## Activity
Show the lines below where "with" occurs.

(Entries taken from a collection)
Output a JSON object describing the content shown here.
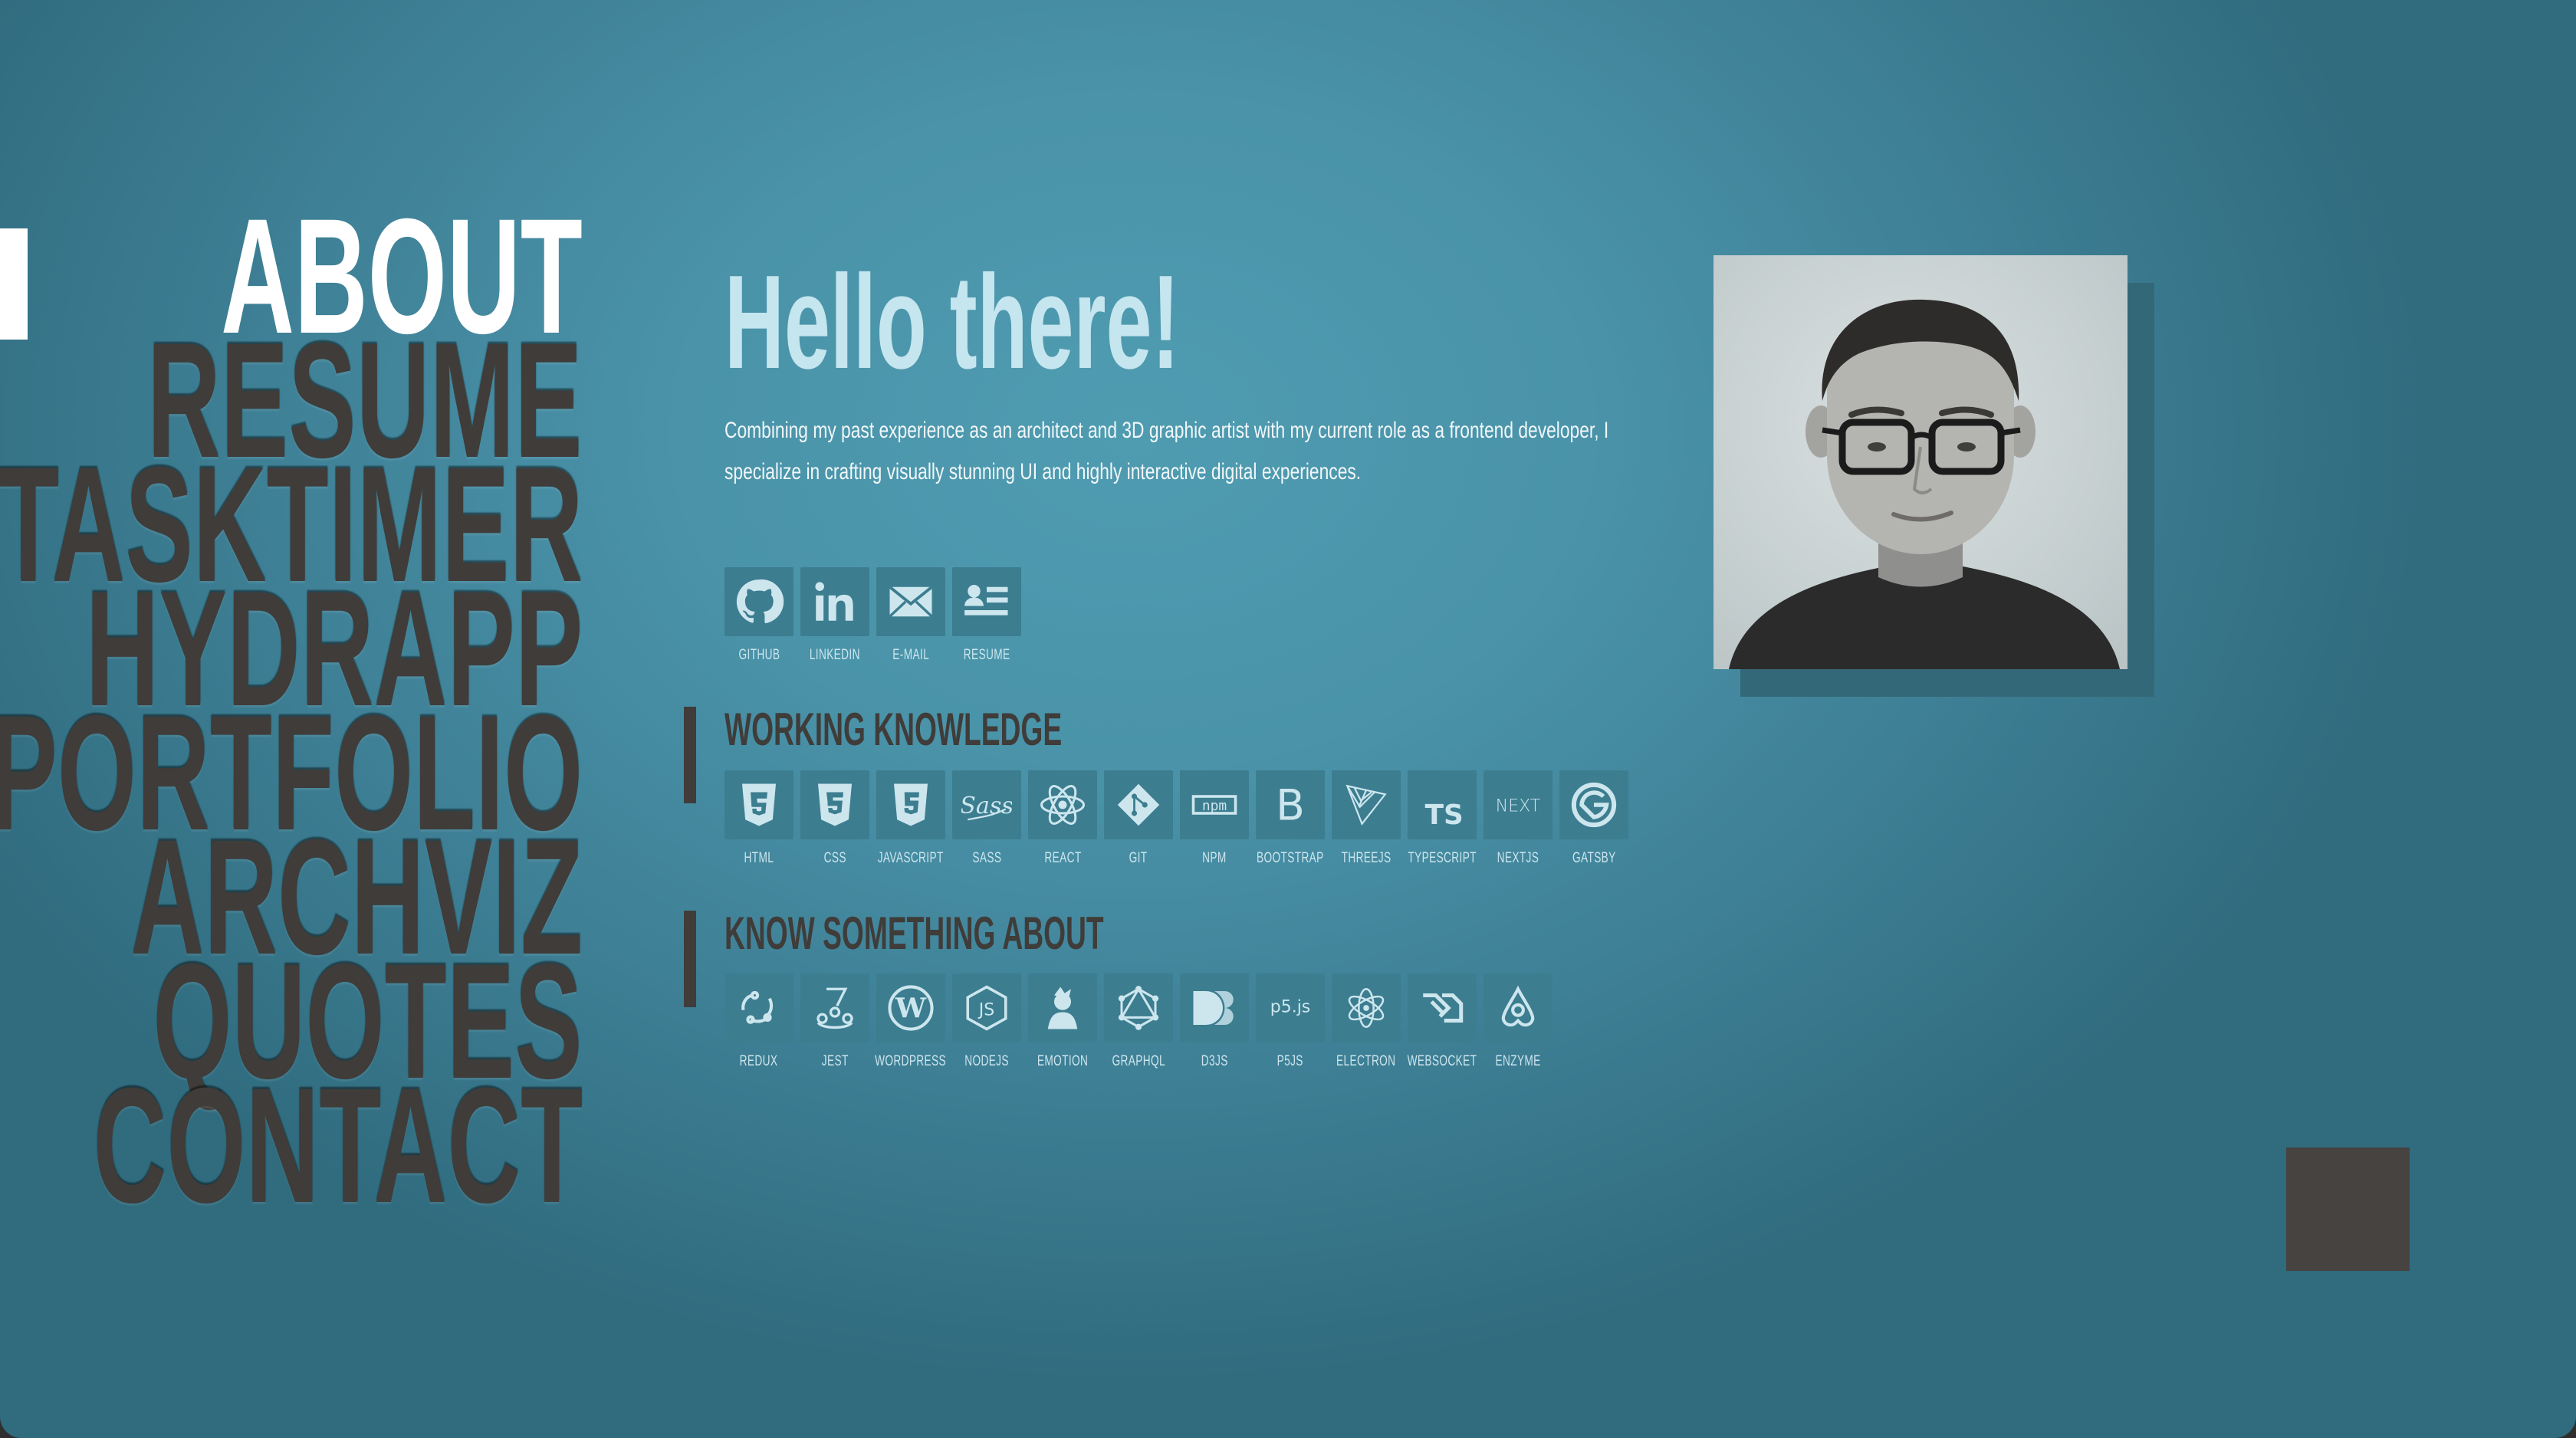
{
  "nav": {
    "items": [
      {
        "label": "ABOUT"
      },
      {
        "label": "RESUME"
      },
      {
        "label": "TASKTIMER"
      },
      {
        "label": "HYDRAPP"
      },
      {
        "label": "PORTFOLIO"
      },
      {
        "label": "ARCHVIZ"
      },
      {
        "label": "QUOTES"
      },
      {
        "label": "CONTACT"
      }
    ],
    "active": "ABOUT"
  },
  "about": {
    "title": "Hello there!",
    "intro": "Combining my past experience as an architect and 3D graphic artist with my current role as a frontend developer, I specialize in crafting visually stunning UI and highly interactive digital experiences."
  },
  "links": [
    {
      "label": "GITHUB",
      "icon": "github-icon"
    },
    {
      "label": "LINKEDIN",
      "icon": "linkedin-icon"
    },
    {
      "label": "E-MAIL",
      "icon": "email-icon"
    },
    {
      "label": "RESUME",
      "icon": "resume-icon"
    }
  ],
  "working": {
    "title": "WORKING KNOWLEDGE",
    "skills": [
      {
        "label": "HTML",
        "icon": "html5-icon"
      },
      {
        "label": "CSS",
        "icon": "css3-icon"
      },
      {
        "label": "JAVASCRIPT",
        "icon": "javascript-icon"
      },
      {
        "label": "SASS",
        "icon": "sass-icon"
      },
      {
        "label": "REACT",
        "icon": "react-icon"
      },
      {
        "label": "GIT",
        "icon": "git-icon"
      },
      {
        "label": "NPM",
        "icon": "npm-icon"
      },
      {
        "label": "BOOTSTRAP",
        "icon": "bootstrap-icon"
      },
      {
        "label": "THREEJS",
        "icon": "threejs-icon"
      },
      {
        "label": "TYPESCRIPT",
        "icon": "typescript-icon"
      },
      {
        "label": "NEXTJS",
        "icon": "nextjs-icon"
      },
      {
        "label": "GATSBY",
        "icon": "gatsby-icon"
      }
    ]
  },
  "know": {
    "title": "KNOW SOMETHING ABOUT",
    "skills": [
      {
        "label": "REDUX",
        "icon": "redux-icon"
      },
      {
        "label": "JEST",
        "icon": "jest-icon"
      },
      {
        "label": "WORDPRESS",
        "icon": "wordpress-icon"
      },
      {
        "label": "NODEJS",
        "icon": "nodejs-icon"
      },
      {
        "label": "EMOTION",
        "icon": "emotion-icon"
      },
      {
        "label": "GRAPHQL",
        "icon": "graphql-icon"
      },
      {
        "label": "D3JS",
        "icon": "d3js-icon"
      },
      {
        "label": "P5JS",
        "icon": "p5js-icon"
      },
      {
        "label": "ELECTRON",
        "icon": "electron-icon"
      },
      {
        "label": "WEBSOCKET",
        "icon": "websocket-icon"
      },
      {
        "label": "ENZYME",
        "icon": "enzyme-icon"
      }
    ]
  },
  "colors": {
    "accent_text": "#c5e5ef",
    "tile_bg": "#3c7d90",
    "dark": "#3f3c39"
  }
}
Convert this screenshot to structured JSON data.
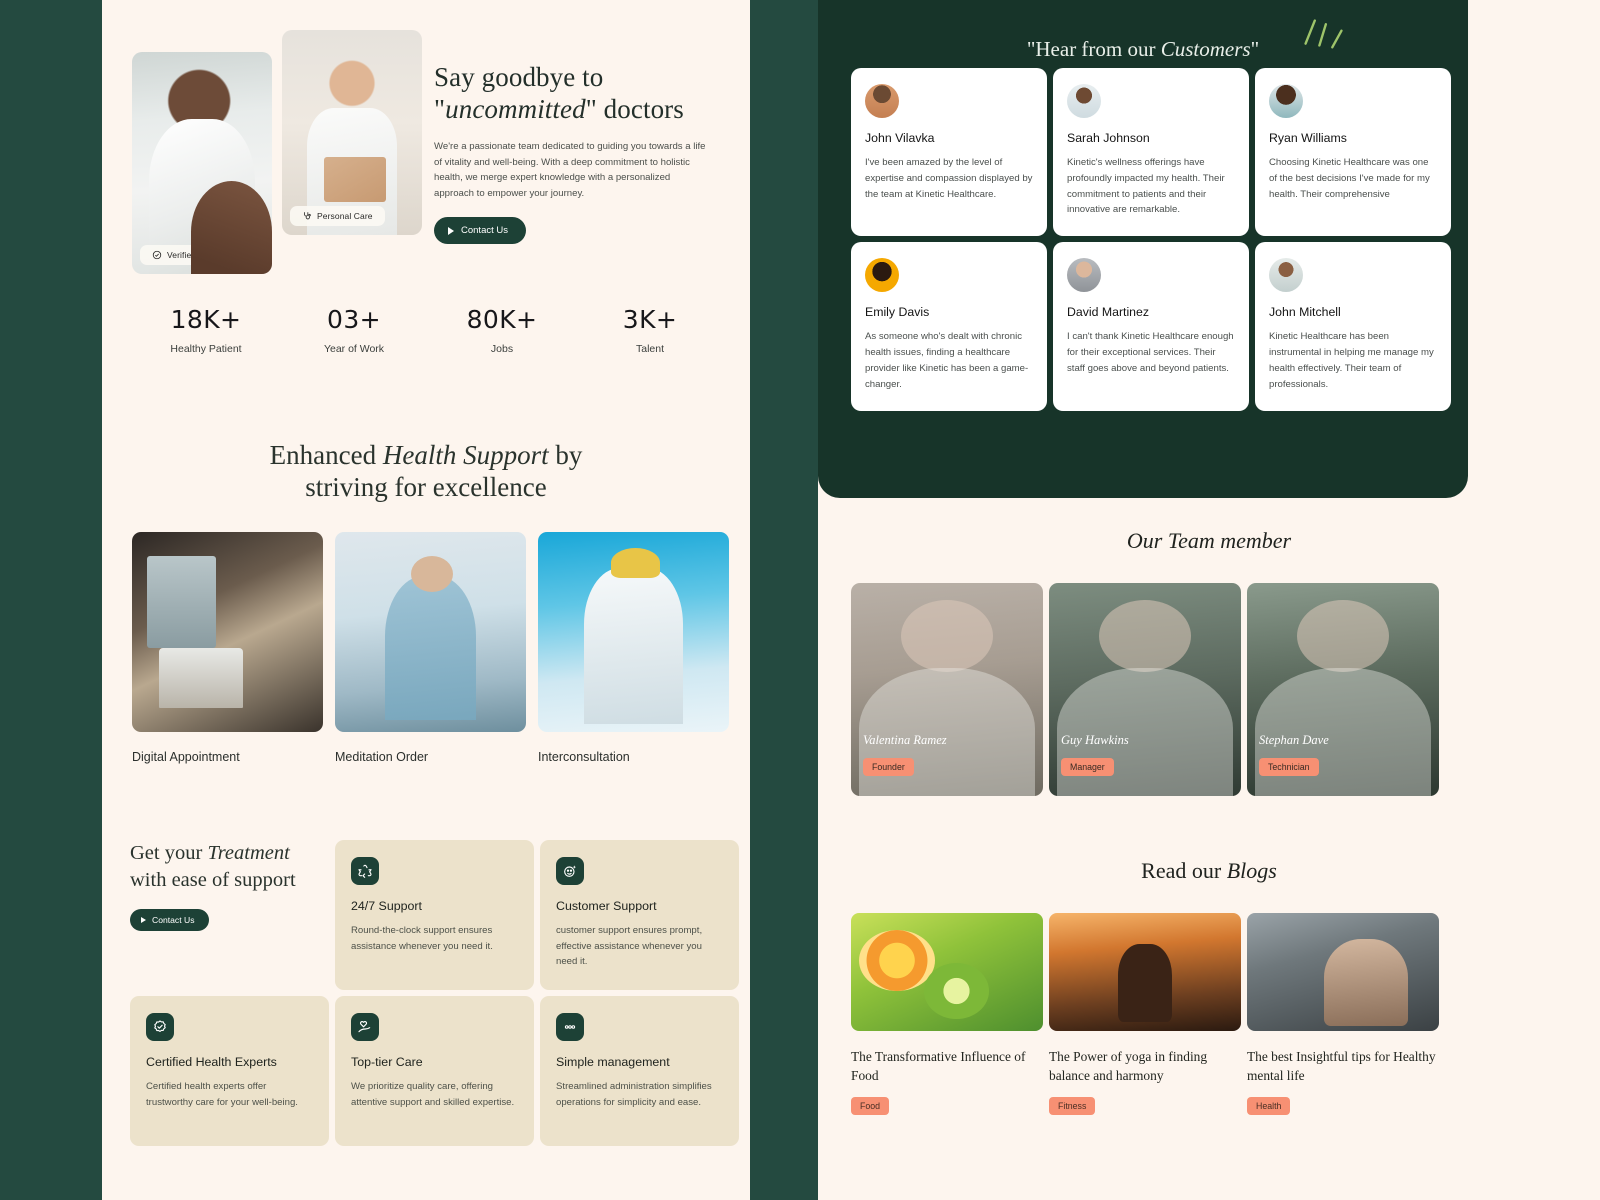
{
  "theme": {
    "page_bg": "#244a40",
    "panel_bg": "#fdf5ee",
    "dark_green": "#1d4136",
    "testimonial_panel_bg": "#173429",
    "card_beige": "#ece2cb",
    "accent_coral": "#f79073"
  },
  "hero": {
    "heading_line1": "Say goodbye to",
    "heading_quote_open": "\"",
    "heading_em": "uncommitted",
    "heading_quote_close": "\"",
    "heading_line2_tail": " doctors",
    "paragraph": "We're a passionate team dedicated to guiding you towards a life of vitality and well-being. With a deep commitment to holistic health, we merge expert knowledge with a personalized approach to empower your journey.",
    "cta_label": "Contact Us",
    "chip_left": "Verified Consultant",
    "chip_right": "Personal Care"
  },
  "stats": [
    {
      "value": "18K+",
      "label": "Healthy Patient"
    },
    {
      "value": "03+",
      "label": "Year of Work"
    },
    {
      "value": "80K+",
      "label": "Jobs"
    },
    {
      "value": "3K+",
      "label": "Talent"
    }
  ],
  "enhanced": {
    "heading_pre": "Enhanced ",
    "heading_em": "Health Support",
    "heading_post": " by",
    "heading_line2": "striving for excellence",
    "services": [
      {
        "label": "Digital Appointment"
      },
      {
        "label": "Meditation Order"
      },
      {
        "label": "Interconsultation"
      }
    ]
  },
  "treatment": {
    "heading_pre": "Get your ",
    "heading_em": "Treatment",
    "heading_line2": "with ease of support",
    "cta_label": "Contact Us",
    "features": [
      {
        "icon": "recycle-icon",
        "title": "24/7 Support",
        "desc": "Round-the-clock support ensures assistance whenever you need it."
      },
      {
        "icon": "smiley-sparkle-icon",
        "title": "Customer Support",
        "desc": "customer support ensures prompt, effective assistance whenever you need it."
      },
      {
        "icon": "check-badge-icon",
        "title": "Certified Health Experts",
        "desc": "Certified health experts offer trustworthy care for your well-being."
      },
      {
        "icon": "heart-hand-icon",
        "title": "Top-tier Care",
        "desc": "We prioritize quality care, offering attentive support and skilled expertise."
      },
      {
        "icon": "dots-icon",
        "title": "Simple management",
        "desc": "Streamlined administration simplifies operations for simplicity and ease."
      }
    ]
  },
  "testimonials": {
    "heading_pre": "\"Hear from our ",
    "heading_em": "Customers",
    "heading_post": "\"",
    "items": [
      {
        "name": "John Vilavka",
        "text": "I've been amazed by the level of expertise and compassion displayed by the team at Kinetic Healthcare.",
        "avatar": "avatar-bearded-man"
      },
      {
        "name": "Sarah Johnson",
        "text": "Kinetic's wellness offerings have profoundly impacted my health. Their commitment to patients and their innovative are remarkable.",
        "avatar": "avatar-woman-doctor"
      },
      {
        "name": "Ryan Williams",
        "text": "Choosing Kinetic Healthcare was one of the best decisions I've made for my health. Their comprehensive",
        "avatar": "avatar-curly-woman"
      },
      {
        "name": "Emily Davis",
        "text": "As someone who's dealt with chronic health issues, finding a healthcare provider like Kinetic has been a game-changer.",
        "avatar": "avatar-woman-yellow-bg"
      },
      {
        "name": "David Martinez",
        "text": "I can't thank Kinetic Healthcare enough for their exceptional services. Their staff goes above and beyond patients.",
        "avatar": "avatar-older-man-glasses"
      },
      {
        "name": "John Mitchell",
        "text": "Kinetic Healthcare has been instrumental in helping me manage my health effectively. Their team of professionals.",
        "avatar": "avatar-smiling-doctor"
      }
    ]
  },
  "team": {
    "heading": "Our Team member",
    "members": [
      {
        "name": "Valentina Ramez",
        "role": "Founder"
      },
      {
        "name": "Guy Hawkins",
        "role": "Manager"
      },
      {
        "name": "Stephan Dave",
        "role": "Technician"
      }
    ]
  },
  "blogs": {
    "heading_pre": "Read our ",
    "heading_em": "Blogs",
    "posts": [
      {
        "title": "The Transformative Influence of Food",
        "tag": "Food"
      },
      {
        "title": "The Power of yoga in finding balance and harmony",
        "tag": "Fitness"
      },
      {
        "title": "The best Insightful tips for Healthy mental life",
        "tag": "Health"
      }
    ]
  }
}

## Exercise output
    "intro": "Combining my past experience as an architect and 3D graphic artist with my current role as a frontend developer, I specialize in crafting visually stunning UI and highly interactive digital experiences."
    "paragraph": "We're a passionate team dedicated to guiding you towards a life of vitality and well-being. With a deep commitment to holistic health, we merge expert knowledge with a personalized approach to empower your journey.",
    "heading_line2": "with ease of support",
        "text": "As someone who's dealt with chronic health issues, finding a healthcare provider like Kinetic has been a game-changer.",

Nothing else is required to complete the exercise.